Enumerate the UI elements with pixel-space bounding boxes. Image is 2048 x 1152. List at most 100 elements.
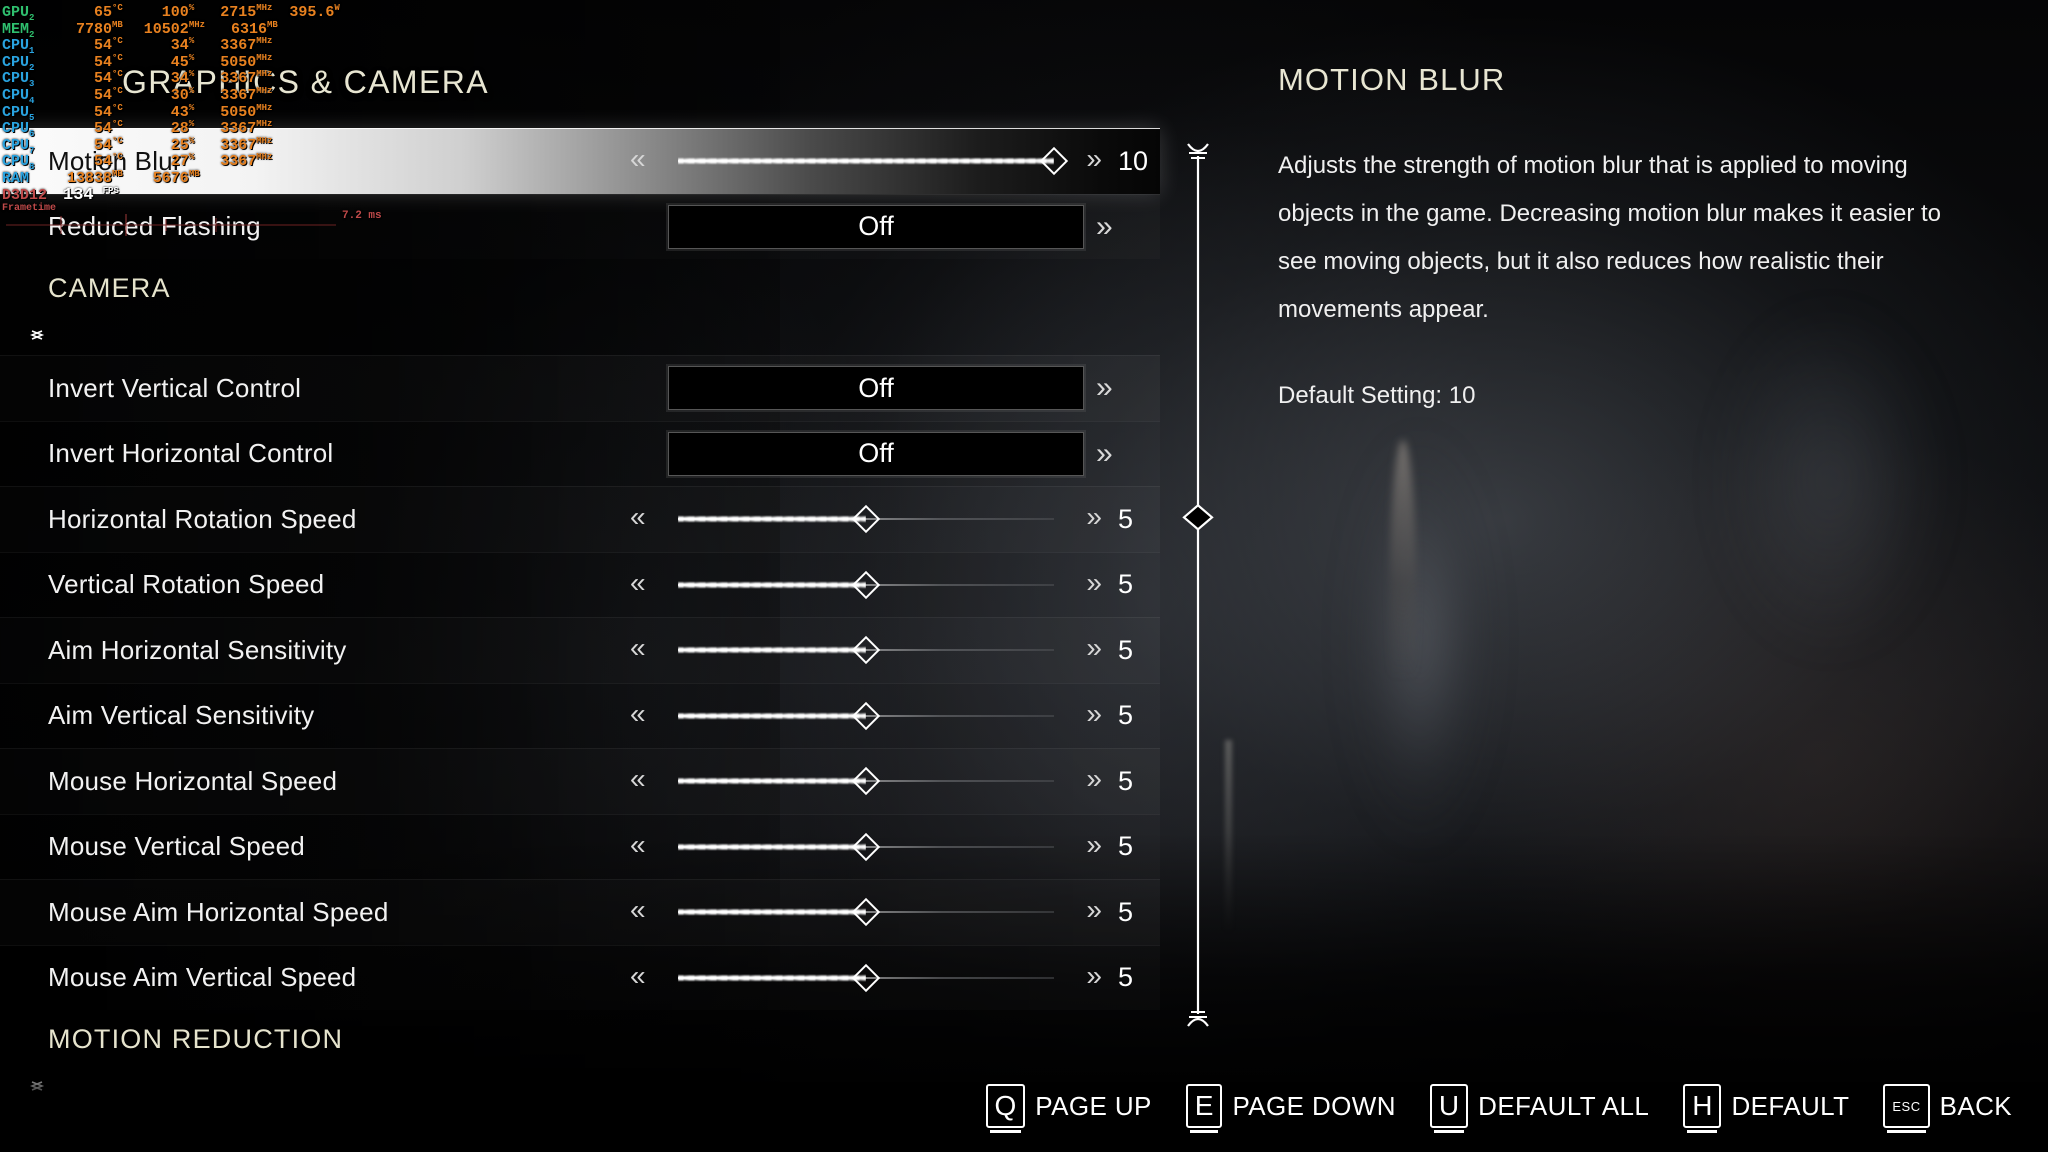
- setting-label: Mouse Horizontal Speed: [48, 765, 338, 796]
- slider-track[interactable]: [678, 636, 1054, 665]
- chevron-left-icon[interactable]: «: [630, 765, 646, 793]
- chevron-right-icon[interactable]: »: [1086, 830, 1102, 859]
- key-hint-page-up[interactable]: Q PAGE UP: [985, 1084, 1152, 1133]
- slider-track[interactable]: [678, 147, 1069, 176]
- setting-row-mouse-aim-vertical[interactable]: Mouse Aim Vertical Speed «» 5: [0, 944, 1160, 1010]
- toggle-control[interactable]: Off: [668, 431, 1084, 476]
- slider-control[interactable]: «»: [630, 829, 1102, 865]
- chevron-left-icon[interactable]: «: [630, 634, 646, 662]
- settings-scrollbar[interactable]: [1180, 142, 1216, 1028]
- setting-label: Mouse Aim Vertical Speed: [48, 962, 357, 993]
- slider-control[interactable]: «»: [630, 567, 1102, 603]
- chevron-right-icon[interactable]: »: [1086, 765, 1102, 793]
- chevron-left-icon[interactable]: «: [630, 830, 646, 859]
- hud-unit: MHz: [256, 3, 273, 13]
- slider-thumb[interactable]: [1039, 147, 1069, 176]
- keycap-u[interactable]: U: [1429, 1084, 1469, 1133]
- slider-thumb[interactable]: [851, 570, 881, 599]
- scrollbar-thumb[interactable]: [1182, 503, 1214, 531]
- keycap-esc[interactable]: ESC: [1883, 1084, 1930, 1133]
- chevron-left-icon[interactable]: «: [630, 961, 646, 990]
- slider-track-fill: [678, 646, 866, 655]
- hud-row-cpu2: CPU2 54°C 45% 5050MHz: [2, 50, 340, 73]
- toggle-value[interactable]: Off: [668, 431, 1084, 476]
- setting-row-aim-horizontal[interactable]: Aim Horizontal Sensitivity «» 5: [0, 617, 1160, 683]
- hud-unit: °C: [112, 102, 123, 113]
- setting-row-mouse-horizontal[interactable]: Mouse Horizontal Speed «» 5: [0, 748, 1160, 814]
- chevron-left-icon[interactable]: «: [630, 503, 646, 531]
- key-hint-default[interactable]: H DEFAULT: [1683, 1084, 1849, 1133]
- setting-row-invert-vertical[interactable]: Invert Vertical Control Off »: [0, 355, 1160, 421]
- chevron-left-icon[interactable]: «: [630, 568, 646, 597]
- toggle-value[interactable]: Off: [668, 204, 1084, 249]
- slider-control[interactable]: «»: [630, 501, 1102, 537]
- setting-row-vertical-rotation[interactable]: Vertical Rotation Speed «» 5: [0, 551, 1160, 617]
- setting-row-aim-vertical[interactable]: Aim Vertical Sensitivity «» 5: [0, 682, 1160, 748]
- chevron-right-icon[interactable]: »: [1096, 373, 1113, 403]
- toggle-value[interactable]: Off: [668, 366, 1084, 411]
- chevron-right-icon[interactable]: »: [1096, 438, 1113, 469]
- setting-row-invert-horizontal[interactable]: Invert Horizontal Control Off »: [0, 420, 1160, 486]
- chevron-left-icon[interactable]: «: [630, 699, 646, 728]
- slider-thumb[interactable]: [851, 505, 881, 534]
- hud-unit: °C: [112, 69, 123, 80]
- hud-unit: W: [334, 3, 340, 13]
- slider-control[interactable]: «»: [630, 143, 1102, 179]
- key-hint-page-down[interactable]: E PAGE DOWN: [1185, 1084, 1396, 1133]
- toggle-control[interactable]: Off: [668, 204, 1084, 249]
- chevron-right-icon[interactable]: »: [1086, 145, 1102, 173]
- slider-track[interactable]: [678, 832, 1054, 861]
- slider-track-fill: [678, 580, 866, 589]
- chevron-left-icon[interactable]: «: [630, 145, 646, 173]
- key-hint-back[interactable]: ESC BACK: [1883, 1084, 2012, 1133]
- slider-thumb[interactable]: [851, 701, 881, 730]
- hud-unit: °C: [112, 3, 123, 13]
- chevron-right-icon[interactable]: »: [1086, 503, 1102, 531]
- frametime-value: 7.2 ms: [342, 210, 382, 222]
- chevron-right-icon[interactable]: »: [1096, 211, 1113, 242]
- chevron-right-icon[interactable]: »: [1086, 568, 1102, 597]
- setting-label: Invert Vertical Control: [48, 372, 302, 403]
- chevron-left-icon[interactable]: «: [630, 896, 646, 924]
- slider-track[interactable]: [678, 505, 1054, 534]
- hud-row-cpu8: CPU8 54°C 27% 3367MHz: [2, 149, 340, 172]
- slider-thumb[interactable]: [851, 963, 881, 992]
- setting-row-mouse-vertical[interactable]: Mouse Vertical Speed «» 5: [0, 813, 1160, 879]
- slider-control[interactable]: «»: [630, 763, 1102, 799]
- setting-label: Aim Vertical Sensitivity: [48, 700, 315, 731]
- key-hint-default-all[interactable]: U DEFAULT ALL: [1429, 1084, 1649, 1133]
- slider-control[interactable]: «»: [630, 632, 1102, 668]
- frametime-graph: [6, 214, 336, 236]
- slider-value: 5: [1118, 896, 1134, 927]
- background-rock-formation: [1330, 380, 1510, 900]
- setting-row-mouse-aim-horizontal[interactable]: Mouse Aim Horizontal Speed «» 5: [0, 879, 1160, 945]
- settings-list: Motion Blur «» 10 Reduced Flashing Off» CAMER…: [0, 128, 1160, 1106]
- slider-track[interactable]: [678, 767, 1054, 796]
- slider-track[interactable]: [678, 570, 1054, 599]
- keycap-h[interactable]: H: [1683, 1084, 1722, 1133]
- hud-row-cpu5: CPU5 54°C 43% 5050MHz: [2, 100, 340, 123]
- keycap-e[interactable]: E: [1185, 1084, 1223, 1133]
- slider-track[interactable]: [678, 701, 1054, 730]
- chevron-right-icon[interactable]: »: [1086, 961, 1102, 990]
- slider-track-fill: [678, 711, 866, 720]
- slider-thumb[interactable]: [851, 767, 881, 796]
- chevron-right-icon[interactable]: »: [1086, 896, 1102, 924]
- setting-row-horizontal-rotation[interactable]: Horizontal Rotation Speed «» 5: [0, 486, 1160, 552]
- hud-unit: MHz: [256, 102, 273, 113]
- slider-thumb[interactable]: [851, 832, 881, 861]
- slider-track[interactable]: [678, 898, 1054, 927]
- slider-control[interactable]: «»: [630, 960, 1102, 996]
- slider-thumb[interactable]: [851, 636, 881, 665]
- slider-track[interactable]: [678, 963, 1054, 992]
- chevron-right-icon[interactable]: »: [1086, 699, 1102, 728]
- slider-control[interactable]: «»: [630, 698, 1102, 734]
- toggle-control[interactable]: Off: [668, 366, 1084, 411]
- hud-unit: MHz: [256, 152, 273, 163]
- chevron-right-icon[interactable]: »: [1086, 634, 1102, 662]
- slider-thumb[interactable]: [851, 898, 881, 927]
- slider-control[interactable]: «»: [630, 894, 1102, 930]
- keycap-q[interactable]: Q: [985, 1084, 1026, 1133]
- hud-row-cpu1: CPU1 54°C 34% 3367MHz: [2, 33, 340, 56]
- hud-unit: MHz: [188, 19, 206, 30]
==
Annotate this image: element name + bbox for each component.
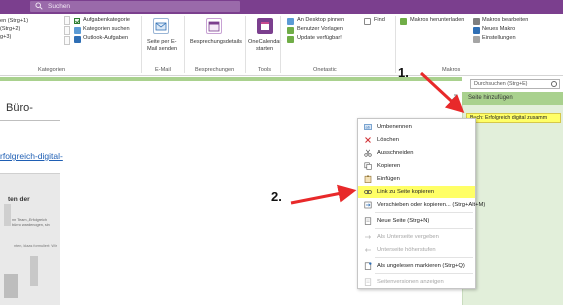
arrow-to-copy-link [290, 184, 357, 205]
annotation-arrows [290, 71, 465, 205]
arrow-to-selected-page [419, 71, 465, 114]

**TASK REQUIREMENTS**
Arrange the lines in the entries above, from the one containing "Enumerate the UI" through the one containing "- hud-row-cpu2: CPU2", as a JSON list of strings with one string per line. Skip blank lines and leave the pictures out.

**WRITTEN ANSWER**
[
  "Enumerate the UI elements with pixel-space bounding boxes. Image is 2048 x 1152. List at most 100 elements.",
  "- setting-label: Mouse Horizontal Speed: [48, 765, 338, 796]",
  "- slider-track[interactable]: [678, 636, 1054, 665]",
  "- chevron-left-icon[interactable]: «: [630, 765, 646, 793]",
  "- chevron-right-icon[interactable]: »: [1086, 830, 1102, 859]",
  "- key-hint-page-up[interactable]: Q PAGE UP: [985, 1084, 1152, 1133]",
  "- slider-track[interactable]: [678, 147, 1069, 176]",
  "- setting-row-mouse-aim-vertical[interactable]: Mouse Aim Vertical Speed «» 5: [0, 944, 1160, 1010]",
  "- toggle-control[interactable]: Off: [668, 431, 1084, 476]",
  "- slider-control[interactable]: «»: [630, 829, 1102, 865]",
  "- chevron-left-icon[interactable]: «: [630, 634, 646, 662]",
  "- settings-scrollbar[interactable]: [1180, 142, 1216, 1028]",
  "- setting-label: Mouse Aim Vertical Speed: [48, 962, 357, 993]",
  "- slider-control[interactable]: «»: [630, 567, 1102, 603]",
  "- chevron-right-icon[interactable]: »: [1086, 765, 1102, 793]",
  "- chevron-left-icon[interactable]: «: [630, 830, 646, 859]",
  "- hud-unit: MHz: [256, 3, 273, 13]",
  "- slider-thumb[interactable]: [1039, 147, 1069, 176]",
  "- keycap-u[interactable]: U: [1429, 1084, 1469, 1133]",
  "- slider-thumb[interactable]: [851, 570, 881, 599]",
  "- scrollbar-thumb[interactable]: [1182, 503, 1214, 531]",
  "- keycap-esc[interactable]: ESC: [1883, 1084, 1930, 1133]",
  "- chevron-left-icon[interactable]: «: [630, 961, 646, 990]",
  "- slider-track-fill: [678, 646, 866, 655]",
  "- hud-row-cpu2: CPU2 54°C 45% 5050MHz: [2, 50, 340, 73]"
]